_What is asked_. Work out the number of lines in the records that include the word "Fibra"; reply with that number alone.

::: Exercise input :::

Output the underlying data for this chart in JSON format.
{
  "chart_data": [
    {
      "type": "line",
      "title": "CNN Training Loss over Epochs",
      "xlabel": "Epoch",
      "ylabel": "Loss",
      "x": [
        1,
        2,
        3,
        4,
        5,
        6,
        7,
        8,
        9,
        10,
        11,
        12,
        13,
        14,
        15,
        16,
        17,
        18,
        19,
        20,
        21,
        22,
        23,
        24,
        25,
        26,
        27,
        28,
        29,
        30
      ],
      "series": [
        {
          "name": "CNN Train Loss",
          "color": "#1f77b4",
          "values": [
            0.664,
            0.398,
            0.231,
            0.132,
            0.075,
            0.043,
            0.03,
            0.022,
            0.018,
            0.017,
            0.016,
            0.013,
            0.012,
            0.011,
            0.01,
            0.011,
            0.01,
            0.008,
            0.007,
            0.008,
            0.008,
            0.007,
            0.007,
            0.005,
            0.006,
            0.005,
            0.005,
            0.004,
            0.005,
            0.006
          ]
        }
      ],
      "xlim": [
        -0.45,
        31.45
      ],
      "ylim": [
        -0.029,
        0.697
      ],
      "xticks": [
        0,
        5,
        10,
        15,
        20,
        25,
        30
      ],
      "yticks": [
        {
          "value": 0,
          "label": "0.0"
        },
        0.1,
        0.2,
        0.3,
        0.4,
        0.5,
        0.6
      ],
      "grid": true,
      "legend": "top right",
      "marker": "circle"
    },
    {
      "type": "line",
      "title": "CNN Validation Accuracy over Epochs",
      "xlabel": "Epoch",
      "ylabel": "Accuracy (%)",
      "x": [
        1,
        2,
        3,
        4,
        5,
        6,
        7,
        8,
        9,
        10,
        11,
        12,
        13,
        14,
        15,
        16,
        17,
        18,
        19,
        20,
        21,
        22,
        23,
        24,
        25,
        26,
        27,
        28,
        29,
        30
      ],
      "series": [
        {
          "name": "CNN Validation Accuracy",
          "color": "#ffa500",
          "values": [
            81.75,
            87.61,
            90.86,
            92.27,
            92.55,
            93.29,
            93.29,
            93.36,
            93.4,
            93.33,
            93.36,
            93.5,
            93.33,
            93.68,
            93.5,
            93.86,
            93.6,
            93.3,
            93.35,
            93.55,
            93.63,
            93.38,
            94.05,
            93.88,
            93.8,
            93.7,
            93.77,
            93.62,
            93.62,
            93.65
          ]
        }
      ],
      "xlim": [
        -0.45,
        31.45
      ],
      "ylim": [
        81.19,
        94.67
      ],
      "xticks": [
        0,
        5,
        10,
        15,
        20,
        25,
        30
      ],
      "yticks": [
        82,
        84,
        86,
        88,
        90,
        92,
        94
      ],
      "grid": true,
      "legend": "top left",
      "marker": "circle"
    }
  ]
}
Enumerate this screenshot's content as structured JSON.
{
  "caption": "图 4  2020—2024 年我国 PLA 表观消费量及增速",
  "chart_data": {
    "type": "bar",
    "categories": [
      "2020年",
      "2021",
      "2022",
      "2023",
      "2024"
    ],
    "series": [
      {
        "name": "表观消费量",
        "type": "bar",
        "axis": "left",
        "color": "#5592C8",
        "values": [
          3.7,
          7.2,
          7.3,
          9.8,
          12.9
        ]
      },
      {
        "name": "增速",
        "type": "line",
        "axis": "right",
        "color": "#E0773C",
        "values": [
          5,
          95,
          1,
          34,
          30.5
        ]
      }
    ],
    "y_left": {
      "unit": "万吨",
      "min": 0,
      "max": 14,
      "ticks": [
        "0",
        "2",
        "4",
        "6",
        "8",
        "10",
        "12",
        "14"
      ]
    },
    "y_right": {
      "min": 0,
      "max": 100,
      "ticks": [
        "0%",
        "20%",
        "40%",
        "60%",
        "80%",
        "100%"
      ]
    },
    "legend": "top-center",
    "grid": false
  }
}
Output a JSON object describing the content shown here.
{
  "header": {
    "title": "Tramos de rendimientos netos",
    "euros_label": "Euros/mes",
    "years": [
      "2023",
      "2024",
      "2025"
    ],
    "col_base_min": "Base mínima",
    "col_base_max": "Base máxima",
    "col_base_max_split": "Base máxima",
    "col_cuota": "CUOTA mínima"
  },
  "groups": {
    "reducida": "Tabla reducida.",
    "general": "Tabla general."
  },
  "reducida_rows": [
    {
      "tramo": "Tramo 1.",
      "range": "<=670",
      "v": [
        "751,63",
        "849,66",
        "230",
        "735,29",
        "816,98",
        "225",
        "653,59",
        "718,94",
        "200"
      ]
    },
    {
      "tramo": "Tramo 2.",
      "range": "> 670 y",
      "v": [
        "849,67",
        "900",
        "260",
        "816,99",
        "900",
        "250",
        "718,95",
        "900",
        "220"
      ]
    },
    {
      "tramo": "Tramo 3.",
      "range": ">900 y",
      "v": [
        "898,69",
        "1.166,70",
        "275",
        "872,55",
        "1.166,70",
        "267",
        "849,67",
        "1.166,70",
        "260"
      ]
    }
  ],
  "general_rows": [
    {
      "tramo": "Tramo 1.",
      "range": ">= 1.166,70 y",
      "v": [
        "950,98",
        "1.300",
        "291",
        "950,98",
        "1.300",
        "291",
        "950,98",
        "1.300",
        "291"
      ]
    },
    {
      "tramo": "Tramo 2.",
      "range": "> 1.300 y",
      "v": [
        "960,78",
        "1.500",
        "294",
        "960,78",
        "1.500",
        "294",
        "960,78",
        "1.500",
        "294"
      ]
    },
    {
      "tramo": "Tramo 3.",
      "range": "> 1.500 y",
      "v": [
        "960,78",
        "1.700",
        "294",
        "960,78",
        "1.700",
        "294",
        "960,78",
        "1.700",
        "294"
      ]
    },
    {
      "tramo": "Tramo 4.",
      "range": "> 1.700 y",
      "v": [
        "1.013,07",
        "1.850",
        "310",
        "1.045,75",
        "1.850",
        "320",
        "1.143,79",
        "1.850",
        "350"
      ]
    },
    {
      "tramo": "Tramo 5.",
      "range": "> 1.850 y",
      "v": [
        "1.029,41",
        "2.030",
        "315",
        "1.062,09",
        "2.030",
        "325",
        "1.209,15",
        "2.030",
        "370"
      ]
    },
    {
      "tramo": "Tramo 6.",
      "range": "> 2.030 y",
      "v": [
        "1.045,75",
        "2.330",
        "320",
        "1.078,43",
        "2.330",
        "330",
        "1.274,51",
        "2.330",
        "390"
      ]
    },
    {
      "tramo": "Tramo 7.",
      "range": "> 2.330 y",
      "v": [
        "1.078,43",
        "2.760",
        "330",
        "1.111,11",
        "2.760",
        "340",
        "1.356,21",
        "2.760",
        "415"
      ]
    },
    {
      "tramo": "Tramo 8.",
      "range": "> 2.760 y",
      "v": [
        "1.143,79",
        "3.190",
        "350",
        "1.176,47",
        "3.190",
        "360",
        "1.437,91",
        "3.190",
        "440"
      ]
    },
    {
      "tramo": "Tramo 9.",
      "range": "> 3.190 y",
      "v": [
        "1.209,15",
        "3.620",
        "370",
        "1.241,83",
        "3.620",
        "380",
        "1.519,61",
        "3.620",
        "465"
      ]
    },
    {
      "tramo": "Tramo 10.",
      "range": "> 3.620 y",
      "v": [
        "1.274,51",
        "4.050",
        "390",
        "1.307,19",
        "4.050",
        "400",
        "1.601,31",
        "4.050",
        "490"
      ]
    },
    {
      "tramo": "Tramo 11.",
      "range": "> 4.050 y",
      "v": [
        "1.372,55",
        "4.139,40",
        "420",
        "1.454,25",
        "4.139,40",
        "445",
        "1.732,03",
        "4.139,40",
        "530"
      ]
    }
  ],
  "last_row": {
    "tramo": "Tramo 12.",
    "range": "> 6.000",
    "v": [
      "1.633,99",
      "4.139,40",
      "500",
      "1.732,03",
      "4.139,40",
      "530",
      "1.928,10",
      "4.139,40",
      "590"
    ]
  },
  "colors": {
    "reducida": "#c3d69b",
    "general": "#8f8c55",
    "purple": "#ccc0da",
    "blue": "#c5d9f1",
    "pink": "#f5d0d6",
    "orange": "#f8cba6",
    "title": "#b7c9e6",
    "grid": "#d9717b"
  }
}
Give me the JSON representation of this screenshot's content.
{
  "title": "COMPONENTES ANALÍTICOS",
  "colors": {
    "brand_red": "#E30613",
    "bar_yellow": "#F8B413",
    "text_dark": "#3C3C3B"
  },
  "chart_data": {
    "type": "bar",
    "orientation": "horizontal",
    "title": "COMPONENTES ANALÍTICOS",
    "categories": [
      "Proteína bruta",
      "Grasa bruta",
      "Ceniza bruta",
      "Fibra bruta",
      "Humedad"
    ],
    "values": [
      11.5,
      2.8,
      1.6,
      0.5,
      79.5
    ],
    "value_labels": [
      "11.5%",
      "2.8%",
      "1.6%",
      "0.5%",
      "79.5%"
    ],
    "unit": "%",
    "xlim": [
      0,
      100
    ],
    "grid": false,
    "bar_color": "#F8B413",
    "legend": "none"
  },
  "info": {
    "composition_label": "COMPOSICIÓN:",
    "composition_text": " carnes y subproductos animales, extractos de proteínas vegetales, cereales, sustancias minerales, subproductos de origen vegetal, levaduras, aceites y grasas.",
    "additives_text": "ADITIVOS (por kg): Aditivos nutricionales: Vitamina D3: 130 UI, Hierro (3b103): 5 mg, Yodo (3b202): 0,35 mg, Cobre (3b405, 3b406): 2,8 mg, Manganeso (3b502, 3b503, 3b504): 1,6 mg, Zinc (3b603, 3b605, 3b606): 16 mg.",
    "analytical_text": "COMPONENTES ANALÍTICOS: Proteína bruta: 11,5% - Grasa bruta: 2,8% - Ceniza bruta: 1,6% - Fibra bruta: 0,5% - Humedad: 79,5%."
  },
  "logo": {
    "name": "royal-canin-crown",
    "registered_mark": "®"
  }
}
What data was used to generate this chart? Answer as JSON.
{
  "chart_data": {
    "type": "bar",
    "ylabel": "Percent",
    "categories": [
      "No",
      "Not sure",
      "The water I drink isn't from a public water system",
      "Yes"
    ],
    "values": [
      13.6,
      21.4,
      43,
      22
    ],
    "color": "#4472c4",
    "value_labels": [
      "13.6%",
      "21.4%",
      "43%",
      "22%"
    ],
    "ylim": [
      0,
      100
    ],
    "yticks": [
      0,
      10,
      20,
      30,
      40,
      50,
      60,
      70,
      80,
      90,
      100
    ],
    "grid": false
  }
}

:::

_Response to this task_. 2